- [Task list]
a: In two sentences, what does the passage on planning deep CCR trimix dives say?
b: Answer these questions from the passage on CCR trimix dive planning:
(i) Past what depth on trimix does the plan first get uncomfortable?
(ii) What drives the helium fraction in the diluent?
(iii) What determines how many cylinders sit on the harness?
c: Resume the passage on CCR trimix dive planning from its last sentence.

- [Passage provided]
The first time a CCR diver tries to plan past 50 metres on trimix, the math gets uncomfortable in a way that surprises people who have run hundreds of dives on air or nitrox diluent. The loop you trust for 30-metre wreck swims is the same loop, but every layer of the plan rearranges: the diluent on the bottle is no longer what you breathe, the bailout volumes balloon, the decompression mixes multiply, and the scrubber budget tightens. None of that is hidden in a vendor brochure. It is something the diver has to walk through, layer by layer, before the trip is real. This is how an Inspiration or Evolution owner builds that plan honestly.
What Does a CCR Trimix Dive Plan Cover?
A CCR trimix dive plan is not a single decision. It is six dependent decisions that have to settle in order before any of them are final. The target depth comes first because every other layer is downstream of it. Once the target depth is set, the next layer is the helium fraction in the diluent, which is driven by the equivalent narcotic depth the diver is willing to accept. The oxygen fraction in the diluent comes after the helium fraction, because on a closed loop the diluent’s oxygen content is mainly a surface-and-bailout consideration rather than a working-mix consideration. Scrubber duration sits next to that decision because the dive time being planned has to live inside the scrubber’s verified runtime margin. The bailout strategy follows from the diluent and the dive time, because the open-circuit math is what determines how many cylinders sit on the harness. Decompression strategy comes last, because the deco mixes and stops are a function of the bottom mix, the runtime, and the bailout setup.

- [Entries shown]
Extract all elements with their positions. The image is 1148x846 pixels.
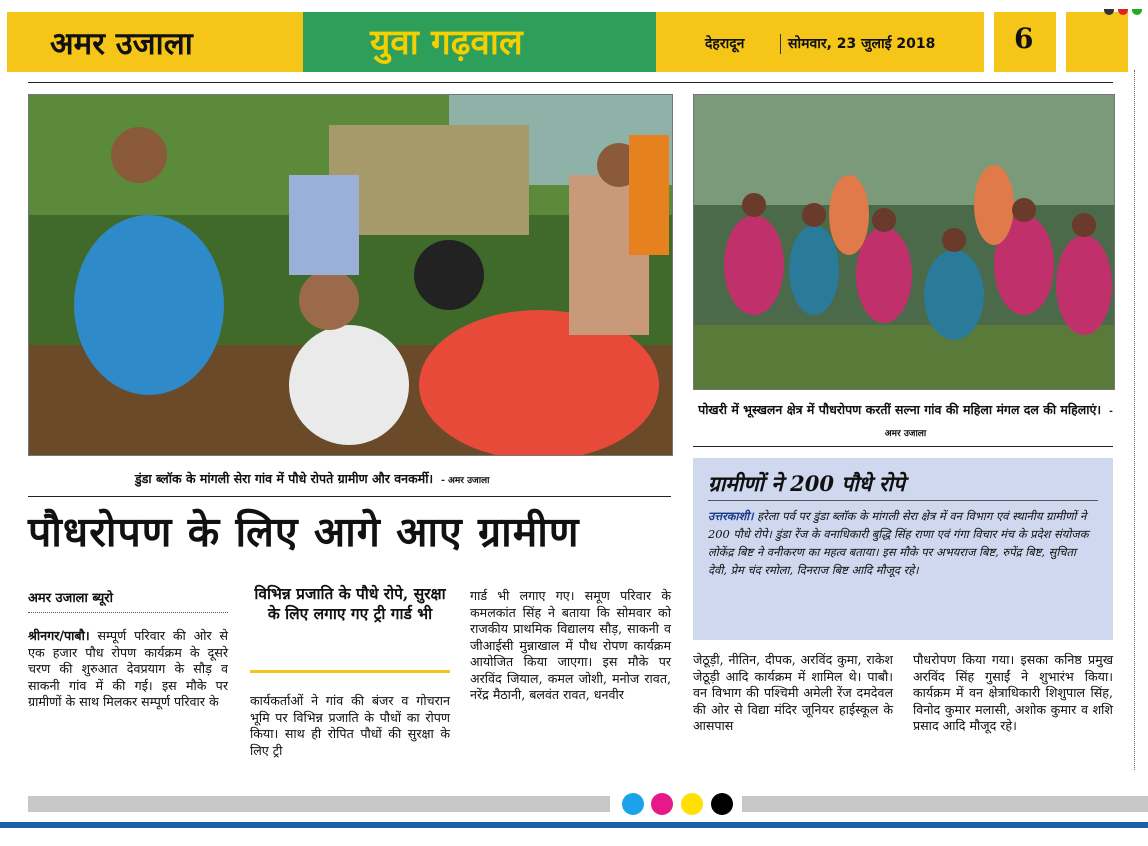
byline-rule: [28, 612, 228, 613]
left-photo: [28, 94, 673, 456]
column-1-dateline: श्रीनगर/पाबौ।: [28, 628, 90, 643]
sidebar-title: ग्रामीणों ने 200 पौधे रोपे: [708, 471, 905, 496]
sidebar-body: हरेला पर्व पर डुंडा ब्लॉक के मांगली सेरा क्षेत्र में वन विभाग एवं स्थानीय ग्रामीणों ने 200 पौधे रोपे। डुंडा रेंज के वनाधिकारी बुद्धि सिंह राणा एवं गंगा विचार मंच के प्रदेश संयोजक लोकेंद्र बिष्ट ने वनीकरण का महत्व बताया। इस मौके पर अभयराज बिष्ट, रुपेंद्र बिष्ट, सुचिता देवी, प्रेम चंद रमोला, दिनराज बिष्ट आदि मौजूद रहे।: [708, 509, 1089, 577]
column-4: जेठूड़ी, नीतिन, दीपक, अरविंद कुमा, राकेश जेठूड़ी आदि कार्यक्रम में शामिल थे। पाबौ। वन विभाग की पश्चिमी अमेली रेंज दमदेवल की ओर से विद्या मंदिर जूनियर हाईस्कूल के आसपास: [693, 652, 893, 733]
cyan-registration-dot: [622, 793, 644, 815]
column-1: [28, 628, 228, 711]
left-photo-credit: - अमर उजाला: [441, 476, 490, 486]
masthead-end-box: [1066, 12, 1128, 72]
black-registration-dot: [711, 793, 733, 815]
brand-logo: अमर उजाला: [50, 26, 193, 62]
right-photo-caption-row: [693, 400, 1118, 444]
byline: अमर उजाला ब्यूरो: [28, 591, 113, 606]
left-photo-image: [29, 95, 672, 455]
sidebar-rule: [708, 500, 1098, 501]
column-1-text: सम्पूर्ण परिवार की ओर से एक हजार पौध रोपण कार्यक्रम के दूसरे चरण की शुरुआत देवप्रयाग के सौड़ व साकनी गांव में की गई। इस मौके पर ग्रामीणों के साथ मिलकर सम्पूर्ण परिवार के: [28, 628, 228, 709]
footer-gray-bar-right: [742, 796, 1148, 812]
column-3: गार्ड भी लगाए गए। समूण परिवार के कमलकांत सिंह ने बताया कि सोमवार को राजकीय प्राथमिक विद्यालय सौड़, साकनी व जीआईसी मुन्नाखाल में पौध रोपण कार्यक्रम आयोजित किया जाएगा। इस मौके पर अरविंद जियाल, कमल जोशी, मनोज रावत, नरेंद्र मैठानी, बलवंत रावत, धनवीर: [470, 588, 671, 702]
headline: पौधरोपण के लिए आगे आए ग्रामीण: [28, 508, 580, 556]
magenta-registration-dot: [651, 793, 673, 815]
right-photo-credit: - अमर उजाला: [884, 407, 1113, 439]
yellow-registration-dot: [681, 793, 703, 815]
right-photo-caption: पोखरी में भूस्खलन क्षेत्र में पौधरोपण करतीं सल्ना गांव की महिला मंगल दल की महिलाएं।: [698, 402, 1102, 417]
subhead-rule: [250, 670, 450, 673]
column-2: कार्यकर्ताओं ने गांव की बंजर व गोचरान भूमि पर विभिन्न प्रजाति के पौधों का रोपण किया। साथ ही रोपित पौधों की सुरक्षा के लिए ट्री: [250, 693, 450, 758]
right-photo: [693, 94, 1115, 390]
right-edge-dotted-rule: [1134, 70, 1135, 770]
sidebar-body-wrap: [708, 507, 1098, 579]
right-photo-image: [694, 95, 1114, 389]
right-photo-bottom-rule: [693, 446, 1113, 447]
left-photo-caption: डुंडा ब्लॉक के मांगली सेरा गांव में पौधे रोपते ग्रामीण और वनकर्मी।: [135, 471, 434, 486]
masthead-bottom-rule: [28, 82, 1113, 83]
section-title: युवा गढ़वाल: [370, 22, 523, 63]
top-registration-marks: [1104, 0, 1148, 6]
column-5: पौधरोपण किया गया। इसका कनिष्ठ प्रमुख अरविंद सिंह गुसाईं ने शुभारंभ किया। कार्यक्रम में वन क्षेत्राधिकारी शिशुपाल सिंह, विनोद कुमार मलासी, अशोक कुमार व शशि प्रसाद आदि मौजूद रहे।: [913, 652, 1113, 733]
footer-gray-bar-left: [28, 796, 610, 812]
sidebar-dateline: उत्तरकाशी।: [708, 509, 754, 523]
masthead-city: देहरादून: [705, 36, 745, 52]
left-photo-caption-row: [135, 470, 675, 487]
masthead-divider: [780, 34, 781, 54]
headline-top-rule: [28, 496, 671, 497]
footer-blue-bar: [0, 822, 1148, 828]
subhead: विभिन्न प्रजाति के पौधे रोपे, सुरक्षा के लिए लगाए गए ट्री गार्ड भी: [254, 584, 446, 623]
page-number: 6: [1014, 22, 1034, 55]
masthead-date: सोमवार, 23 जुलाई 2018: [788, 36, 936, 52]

- [Replies]
a: Planning a closed-circuit rebreather dive past 50 metres on trimix changes every layer of the plan: the diluent is no longer what the diver breathes, bailout volumes grow, decompression mixes multiply, and the scrubber budget tightens. The plan is six dependent decisions settled in order: target depth, then the diluent's helium fraction, then its oxygen fraction, scrubber duration, bailout strategy, and finally decompression strategy.

b:
(i) Past 50 metres.
(ii) The equivalent narcotic depth the diver is willing to accept.
(iii) The open-circuit math.

c:
The CCR-specific twist that catches open-circuit converts is that the loop is a constant partial-pressure environment, not a constant-mix environment. The setpoint the unit is holding, not the gas in the diluent cylinder, is what the diver actually breathes at depth. That sounds like an academic point until you realise it changes how you read the trimix label on the side of the cylinder. The label is telling you what you would breathe if the unit went open-circuit, not what your tissues are loading. So the same 18/45 cylinder works very differently on a unit holding 1.3 bar than on a unit holding 0.7 bar, and the same dive plan has to be built around the setpoint you actually intend to run. AP Diving’s Inspiration and Evolution closed-circuit platforms handle this in software, but the diver still has to do the up-front math before the unit is even on the harness.
How Do You Set the Target Depth and END?
Target depth is the cleanest number to write down and the easiest one to be careless with. A wreck at 62 metres is not the same plan as a wreck at 58 metres, because that small change pushes the equivalent narcotic depth past the threshold most experienced CCR teams accept and reshapes the helium fraction the plan needs. The right move is to plan to the deepest reasonable depth on the site, not the average depth on the chart, and to leave room for an unexpected push of a few metres. A plan that is exactly right for 60 metres and only 60 metres has no safety margin for the moment the diver finds the cargo hold five metres lower than the dive briefing assumed.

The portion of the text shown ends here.